(Given data):
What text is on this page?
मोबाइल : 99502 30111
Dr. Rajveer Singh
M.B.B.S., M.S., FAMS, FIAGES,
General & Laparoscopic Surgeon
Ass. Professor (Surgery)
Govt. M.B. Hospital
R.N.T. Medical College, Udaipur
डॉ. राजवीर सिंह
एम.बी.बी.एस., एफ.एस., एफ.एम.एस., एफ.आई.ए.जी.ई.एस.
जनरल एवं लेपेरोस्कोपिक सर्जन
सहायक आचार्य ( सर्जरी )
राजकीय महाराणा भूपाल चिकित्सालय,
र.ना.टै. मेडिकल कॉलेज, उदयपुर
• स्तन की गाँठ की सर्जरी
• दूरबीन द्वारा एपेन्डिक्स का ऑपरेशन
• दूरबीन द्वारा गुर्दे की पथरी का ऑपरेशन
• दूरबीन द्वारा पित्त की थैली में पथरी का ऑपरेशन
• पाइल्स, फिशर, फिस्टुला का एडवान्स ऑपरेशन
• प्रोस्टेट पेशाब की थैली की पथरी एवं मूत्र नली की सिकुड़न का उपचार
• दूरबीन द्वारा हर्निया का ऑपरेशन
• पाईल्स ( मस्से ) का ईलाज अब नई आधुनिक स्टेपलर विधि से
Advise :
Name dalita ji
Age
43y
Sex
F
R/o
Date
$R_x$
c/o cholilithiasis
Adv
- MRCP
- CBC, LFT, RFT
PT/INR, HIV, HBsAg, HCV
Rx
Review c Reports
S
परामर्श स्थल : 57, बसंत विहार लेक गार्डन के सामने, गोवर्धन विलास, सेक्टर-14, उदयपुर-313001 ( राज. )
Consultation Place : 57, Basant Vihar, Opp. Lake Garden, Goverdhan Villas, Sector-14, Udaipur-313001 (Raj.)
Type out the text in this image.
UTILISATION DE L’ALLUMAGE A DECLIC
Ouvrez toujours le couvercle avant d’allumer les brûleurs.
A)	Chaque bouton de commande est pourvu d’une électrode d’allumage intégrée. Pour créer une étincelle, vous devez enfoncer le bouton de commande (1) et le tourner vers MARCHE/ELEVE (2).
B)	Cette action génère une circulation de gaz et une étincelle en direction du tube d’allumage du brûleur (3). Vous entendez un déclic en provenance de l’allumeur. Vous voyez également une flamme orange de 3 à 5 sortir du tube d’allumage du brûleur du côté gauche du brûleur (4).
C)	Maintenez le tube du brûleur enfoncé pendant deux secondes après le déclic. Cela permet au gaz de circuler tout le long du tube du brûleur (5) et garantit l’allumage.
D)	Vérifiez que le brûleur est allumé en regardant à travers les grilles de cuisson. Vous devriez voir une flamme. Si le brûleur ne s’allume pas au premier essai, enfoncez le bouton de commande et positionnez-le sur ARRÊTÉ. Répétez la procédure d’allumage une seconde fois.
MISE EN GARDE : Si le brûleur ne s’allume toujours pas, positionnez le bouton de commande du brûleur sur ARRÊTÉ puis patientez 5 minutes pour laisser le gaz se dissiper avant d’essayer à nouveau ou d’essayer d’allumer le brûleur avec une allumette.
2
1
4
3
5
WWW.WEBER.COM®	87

(Exercise aim): Check all the records above and select each line where the string "avant" is found.

(Reply):
Ouvrez toujours le couvercle avant d’allumer les brûleurs.
MISE EN GARDE : Si le brûleur ne s’allume toujours pas, positionnez le bouton de commande du brûleur sur ARRÊTÉ puis patientez 5 minutes pour laisser le gaz se dissiper avant d’essayer à nouveau ou d’essayer d’allumer le brûleur avec une allumette.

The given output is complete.